» **PROBLEMS TO SOLVE**:
• A. Reproduce verbatim the portion of the forum thread about telemarketing calls running from "This is akin" down to "get from them...".
• B. Transcribe word for word the dataset rows from the very first one down to the row containing "weekday-row: 日一二三四五六 [15,200,1063,258]", including both of those rows.

» **DOCUMENT SEGMENT**:
——

That said, most of the folks getting harassing "Dish" calls are not getting them from Dish Network, but rather from misleading folks who are claiming or pretending or misdirecting you to think they are Dish employees.

This is akin to when a kid prank calls you and says he is a policeman, and instead of calling back and complaining to his parents you complain to the police to stop harassing you even though it isn't them calling.


----------



## Ohioankev (Jan 19, 2006)

HDMe said:


> That's funny... I get lots of calls that I have been "chosen" to receive a "free" DirecTV setup... and about once a week get a letter in my mailbox from DirecTV telling me how great a geal I can get from them...
> 
> So seems to me like DirecTV is doing their own spamming too!
> 
> ...


For anyone who has CALLER ID what does the number show up as? For me it always shows up as COLORADO Call, and it's not DISH NETWORK. They keep hounding me about my "credit card" and I don't have a credit card, so i precieve it as a scam because my conversations were like this...

(Guy/Woman does thier speil) 
Me: Whats this about, I don't have a credit card (click)


----------



## paulman182 (Aug 4, 2006)

This is not the solution, but it reduces these things to no bother.

In addition to caller ID, get an answering machine and let it answer the numbers you don't recognize. 

It has been years since I have spoken to a telemarketer.


----------



## Ohioankev (Jan 19, 2006)

paulman182 said:


> This is not the solution, but it reduces these things to no bother.
> 
> In addition to caller ID, get an answering machine and let it answer the numbers you don't recognize.
> 
> It has been years since I have spoken to a telemarketer.


I don't mind getting calls from them really. They are there to make sales so my job is to keep them on the line forever if i'm not busy doing something asking tons of questions about thier products or services. Finally when it comes down to it I tell them i'm not interested and they've wasted 20 minutes of their time, and i cost them a potential sale saving the rest of the world from getting a call from that sales rep.


----------



## Stewart Vernon (Jan 7, 2005)

paulman182 said:


> This is not the solution, but it reduces these things to no bother.
> 
> In addition to caller ID, get an answering machine and let it answer the numbers you don't recognize.
> 
> It has been years since I have spoken to a telemarketer.


Same here... If I don't know who is calling, I let the machine get it even if I am here. Most will hang up and be done... a few will leave messages so obviously not of interest to me and I can delete them.


----------



## tsmacro (Apr 28, 2005)

paulman182 said:


> This is not the solution, but it reduces these things to no bother.
> 
> In addition to caller ID, get an answering machine and let it answer the numbers you don't recognize.
> 
> It has been years since I have spoken to a telemarketer.

——

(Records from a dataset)
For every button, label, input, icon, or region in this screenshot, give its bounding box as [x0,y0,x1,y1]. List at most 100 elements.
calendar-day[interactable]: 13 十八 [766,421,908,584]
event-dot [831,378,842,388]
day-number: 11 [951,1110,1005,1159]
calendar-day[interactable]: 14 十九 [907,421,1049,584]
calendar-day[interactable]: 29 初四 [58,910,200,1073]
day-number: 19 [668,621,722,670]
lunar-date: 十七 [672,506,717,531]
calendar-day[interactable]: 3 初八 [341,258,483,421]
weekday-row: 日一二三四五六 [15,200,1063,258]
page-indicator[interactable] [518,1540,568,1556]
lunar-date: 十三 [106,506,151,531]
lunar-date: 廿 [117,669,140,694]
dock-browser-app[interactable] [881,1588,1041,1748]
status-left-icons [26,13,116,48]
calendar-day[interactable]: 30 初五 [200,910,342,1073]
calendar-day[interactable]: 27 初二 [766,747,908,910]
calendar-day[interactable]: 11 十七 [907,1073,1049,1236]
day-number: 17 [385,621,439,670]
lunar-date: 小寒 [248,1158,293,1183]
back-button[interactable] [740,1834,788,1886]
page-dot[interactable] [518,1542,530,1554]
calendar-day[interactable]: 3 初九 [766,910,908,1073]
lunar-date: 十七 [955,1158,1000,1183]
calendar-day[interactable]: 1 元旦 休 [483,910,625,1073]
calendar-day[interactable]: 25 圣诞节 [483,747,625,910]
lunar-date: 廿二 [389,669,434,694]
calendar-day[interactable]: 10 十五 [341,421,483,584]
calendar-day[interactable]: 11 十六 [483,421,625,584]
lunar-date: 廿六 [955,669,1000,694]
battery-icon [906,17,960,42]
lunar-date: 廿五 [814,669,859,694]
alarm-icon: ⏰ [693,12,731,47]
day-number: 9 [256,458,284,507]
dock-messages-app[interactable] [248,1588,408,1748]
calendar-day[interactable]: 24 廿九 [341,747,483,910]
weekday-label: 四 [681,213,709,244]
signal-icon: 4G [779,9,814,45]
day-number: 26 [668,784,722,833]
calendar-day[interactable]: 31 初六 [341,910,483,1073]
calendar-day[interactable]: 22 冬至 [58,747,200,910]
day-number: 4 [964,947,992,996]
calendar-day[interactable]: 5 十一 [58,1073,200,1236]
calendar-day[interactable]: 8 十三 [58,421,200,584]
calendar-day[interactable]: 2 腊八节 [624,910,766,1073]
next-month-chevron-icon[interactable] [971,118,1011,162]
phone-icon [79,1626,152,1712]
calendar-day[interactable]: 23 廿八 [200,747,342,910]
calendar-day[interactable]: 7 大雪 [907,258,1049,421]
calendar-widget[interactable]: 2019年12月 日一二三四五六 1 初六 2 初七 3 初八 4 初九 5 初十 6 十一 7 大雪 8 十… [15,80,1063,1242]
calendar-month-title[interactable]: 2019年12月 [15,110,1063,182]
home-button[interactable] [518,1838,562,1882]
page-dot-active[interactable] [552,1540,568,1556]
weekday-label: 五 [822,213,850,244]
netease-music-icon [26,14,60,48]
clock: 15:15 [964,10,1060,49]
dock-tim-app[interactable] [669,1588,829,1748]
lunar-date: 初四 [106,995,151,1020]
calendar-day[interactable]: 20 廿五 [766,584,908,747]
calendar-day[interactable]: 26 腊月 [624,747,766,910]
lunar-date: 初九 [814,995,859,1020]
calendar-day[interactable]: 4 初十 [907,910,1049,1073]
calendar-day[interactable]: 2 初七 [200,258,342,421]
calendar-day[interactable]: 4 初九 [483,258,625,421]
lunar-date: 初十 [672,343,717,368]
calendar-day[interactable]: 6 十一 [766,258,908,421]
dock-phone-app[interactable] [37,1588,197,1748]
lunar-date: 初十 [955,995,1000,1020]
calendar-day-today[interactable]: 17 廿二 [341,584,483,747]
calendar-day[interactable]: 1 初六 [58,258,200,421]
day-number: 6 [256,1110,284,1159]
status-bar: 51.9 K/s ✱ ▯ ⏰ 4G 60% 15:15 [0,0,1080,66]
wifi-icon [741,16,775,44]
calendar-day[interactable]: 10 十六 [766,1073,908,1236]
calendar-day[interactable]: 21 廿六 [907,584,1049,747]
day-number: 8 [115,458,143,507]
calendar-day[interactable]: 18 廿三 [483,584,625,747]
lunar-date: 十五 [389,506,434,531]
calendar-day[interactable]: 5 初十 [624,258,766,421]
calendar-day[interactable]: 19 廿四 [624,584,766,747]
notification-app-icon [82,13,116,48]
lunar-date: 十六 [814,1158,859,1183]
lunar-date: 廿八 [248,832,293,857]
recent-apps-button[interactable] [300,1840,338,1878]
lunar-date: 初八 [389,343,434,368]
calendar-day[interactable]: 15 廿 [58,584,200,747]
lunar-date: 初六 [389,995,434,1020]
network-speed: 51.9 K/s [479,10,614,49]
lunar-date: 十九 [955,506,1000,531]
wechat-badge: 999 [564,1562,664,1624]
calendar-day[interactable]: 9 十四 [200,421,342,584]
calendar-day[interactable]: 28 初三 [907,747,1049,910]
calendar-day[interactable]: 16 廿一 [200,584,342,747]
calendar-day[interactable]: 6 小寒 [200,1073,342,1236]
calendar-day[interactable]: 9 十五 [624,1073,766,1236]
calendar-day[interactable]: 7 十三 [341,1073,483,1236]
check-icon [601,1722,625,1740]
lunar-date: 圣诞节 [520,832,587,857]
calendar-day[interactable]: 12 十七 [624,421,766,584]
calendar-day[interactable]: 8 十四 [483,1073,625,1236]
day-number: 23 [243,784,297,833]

——

» **RESULTS FOR THE EXERCISE**:
• A.
This is akin to when a kid prank calls you and says he is a policeman, and instead of calling back and complaining to his parents you complain to the police to stop harassing you even though it isn't them calling.


----------



## Ohioankev (Jan 19, 2006)

HDMe said:


> That's funny... I get lots of calls that I have been "chosen" to receive a "free" DirecTV setup... and about once a week get a letter in my mailbox from DirecTV telling me how great a geal I can get from them...

• B.
For every button, label, input, icon, or region in this screenshot, give its bounding box as [x0,y0,x1,y1]. List at most 100 elements.
calendar-day[interactable]: 13 十八 [766,421,908,584]
event-dot [831,378,842,388]
day-number: 11 [951,1110,1005,1159]
calendar-day[interactable]: 14 十九 [907,421,1049,584]
calendar-day[interactable]: 29 初四 [58,910,200,1073]
day-number: 19 [668,621,722,670]
lunar-date: 十七 [672,506,717,531]
calendar-day[interactable]: 3 初八 [341,258,483,421]
weekday-row: 日一二三四五六 [15,200,1063,258]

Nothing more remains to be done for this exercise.